** Begin DATA ENTRIES **

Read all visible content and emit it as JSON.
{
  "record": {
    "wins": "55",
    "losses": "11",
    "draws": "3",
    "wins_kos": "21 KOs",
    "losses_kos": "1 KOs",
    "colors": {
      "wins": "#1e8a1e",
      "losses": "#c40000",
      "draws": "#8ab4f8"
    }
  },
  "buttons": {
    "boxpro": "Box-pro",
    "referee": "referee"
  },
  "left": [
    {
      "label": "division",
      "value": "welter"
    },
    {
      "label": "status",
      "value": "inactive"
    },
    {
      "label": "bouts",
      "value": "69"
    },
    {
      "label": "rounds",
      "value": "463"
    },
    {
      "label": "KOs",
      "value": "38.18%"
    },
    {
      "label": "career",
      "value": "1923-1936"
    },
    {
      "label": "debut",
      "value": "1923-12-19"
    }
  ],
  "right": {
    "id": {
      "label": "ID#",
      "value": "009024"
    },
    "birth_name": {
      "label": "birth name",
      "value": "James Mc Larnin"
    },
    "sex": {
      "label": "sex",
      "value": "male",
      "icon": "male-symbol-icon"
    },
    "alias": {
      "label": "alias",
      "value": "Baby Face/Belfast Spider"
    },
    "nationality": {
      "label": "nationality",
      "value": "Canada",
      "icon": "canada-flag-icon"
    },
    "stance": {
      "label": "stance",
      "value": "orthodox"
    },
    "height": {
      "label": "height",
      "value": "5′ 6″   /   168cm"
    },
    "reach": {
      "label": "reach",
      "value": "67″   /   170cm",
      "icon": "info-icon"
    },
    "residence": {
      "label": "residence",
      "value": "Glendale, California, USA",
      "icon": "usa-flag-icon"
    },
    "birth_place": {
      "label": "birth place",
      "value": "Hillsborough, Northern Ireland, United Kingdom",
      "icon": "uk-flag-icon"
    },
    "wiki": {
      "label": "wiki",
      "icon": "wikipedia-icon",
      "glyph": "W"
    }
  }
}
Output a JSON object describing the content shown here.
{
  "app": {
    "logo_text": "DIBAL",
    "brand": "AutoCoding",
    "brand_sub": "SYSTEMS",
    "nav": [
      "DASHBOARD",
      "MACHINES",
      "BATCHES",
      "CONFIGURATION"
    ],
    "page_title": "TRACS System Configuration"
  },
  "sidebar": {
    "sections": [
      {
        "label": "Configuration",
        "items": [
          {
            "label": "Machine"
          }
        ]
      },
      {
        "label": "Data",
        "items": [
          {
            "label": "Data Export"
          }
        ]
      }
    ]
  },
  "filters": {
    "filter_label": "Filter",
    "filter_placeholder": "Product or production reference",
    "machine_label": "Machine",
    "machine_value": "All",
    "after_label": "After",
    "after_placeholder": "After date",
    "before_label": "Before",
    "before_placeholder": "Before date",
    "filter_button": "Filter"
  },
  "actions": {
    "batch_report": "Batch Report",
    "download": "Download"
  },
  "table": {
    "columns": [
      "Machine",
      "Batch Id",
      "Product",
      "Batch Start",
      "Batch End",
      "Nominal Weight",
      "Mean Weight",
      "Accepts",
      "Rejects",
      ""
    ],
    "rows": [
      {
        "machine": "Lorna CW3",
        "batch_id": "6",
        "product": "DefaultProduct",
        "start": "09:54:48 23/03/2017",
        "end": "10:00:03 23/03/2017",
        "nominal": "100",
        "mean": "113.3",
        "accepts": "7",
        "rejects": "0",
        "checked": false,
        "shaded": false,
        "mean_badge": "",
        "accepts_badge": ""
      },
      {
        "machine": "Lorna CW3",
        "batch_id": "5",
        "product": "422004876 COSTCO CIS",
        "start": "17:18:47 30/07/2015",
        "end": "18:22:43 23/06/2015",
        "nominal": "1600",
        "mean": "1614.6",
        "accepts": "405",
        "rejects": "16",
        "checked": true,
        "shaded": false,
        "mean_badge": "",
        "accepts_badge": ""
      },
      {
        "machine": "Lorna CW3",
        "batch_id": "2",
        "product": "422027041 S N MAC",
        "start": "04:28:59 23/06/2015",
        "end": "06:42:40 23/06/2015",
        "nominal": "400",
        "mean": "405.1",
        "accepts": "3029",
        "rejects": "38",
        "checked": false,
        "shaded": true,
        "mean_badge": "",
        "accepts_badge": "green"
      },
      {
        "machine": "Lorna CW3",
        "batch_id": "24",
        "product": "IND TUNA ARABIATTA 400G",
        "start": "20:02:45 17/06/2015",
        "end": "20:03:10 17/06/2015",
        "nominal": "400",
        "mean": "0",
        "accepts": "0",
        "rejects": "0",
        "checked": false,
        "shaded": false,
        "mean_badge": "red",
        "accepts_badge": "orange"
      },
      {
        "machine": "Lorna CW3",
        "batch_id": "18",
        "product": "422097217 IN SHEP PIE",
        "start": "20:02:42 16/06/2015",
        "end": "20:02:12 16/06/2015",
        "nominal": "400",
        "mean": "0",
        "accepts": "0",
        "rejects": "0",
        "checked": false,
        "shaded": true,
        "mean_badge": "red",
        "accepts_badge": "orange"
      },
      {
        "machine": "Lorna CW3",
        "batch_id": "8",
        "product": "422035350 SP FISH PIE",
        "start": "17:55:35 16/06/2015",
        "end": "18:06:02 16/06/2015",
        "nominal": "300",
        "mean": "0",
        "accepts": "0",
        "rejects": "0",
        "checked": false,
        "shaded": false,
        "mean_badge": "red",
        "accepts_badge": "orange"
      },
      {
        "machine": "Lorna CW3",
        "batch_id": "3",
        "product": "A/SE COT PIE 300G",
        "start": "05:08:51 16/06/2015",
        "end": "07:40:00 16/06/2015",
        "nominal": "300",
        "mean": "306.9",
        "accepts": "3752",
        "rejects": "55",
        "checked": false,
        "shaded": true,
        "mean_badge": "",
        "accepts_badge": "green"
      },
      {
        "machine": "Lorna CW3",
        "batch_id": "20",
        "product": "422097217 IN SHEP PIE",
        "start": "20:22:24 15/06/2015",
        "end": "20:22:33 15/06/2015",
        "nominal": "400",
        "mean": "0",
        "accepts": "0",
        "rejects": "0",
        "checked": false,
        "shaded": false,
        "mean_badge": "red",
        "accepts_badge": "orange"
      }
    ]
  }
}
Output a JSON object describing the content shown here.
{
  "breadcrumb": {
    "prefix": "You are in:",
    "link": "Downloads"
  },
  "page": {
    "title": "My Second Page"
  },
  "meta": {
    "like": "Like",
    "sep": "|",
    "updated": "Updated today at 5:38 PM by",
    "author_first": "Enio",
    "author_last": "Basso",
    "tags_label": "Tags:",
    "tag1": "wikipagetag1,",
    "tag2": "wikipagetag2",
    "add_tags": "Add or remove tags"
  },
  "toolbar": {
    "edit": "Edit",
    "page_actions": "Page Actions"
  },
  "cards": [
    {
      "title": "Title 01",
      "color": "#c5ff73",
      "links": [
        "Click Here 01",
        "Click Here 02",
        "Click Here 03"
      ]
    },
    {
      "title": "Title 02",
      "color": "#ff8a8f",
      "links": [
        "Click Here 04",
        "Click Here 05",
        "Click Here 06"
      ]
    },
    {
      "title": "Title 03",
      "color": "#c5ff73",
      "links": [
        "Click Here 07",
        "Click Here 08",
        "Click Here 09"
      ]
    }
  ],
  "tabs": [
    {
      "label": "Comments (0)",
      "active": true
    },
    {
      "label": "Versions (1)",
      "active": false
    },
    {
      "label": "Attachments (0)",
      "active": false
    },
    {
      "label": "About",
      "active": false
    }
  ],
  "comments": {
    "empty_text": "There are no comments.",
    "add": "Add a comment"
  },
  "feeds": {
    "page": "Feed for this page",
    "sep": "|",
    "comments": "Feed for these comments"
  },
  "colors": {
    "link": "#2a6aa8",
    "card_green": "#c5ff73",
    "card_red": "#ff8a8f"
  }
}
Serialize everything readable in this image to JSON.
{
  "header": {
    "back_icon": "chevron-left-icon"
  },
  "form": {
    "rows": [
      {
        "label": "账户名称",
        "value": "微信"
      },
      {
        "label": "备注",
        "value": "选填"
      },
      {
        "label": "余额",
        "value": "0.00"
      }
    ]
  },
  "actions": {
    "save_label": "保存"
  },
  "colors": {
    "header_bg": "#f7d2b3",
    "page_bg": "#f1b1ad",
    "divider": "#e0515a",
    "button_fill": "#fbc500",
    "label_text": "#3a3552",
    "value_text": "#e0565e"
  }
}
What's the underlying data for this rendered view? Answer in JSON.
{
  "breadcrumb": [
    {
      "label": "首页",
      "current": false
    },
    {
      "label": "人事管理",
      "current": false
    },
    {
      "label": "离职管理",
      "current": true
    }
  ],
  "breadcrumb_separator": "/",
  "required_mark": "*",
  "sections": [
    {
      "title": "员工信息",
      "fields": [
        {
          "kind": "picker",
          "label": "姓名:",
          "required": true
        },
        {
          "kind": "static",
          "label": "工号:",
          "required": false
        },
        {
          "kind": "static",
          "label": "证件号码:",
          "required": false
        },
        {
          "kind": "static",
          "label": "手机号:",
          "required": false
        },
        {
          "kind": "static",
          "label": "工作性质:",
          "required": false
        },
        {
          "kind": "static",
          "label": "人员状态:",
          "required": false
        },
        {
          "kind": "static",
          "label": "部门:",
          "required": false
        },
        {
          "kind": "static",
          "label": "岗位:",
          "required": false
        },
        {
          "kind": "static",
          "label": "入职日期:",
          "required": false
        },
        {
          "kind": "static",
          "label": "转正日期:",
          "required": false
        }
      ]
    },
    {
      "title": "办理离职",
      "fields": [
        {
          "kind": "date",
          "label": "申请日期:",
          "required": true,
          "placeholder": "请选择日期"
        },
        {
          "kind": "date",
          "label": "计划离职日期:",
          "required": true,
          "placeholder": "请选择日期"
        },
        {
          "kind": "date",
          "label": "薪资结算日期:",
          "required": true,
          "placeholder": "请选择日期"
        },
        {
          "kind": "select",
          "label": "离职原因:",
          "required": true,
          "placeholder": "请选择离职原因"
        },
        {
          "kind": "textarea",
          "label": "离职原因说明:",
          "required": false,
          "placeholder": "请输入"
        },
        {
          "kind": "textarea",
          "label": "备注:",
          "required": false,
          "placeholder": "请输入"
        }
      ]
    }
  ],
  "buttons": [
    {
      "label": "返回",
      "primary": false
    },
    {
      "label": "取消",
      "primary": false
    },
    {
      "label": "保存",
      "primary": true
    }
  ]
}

** End DATA ENTRIES **

PROMPT :: Write out every line of the entries that holds the word "Click".

ANSWER FOR THE TASK ::
        "Click Here 01",
        "Click Here 02",
        "Click Here 03"
        "Click Here 04",
        "Click Here 05",
        "Click Here 06"
        "Click Here 07",
        "Click Here 08",
        "Click Here 09"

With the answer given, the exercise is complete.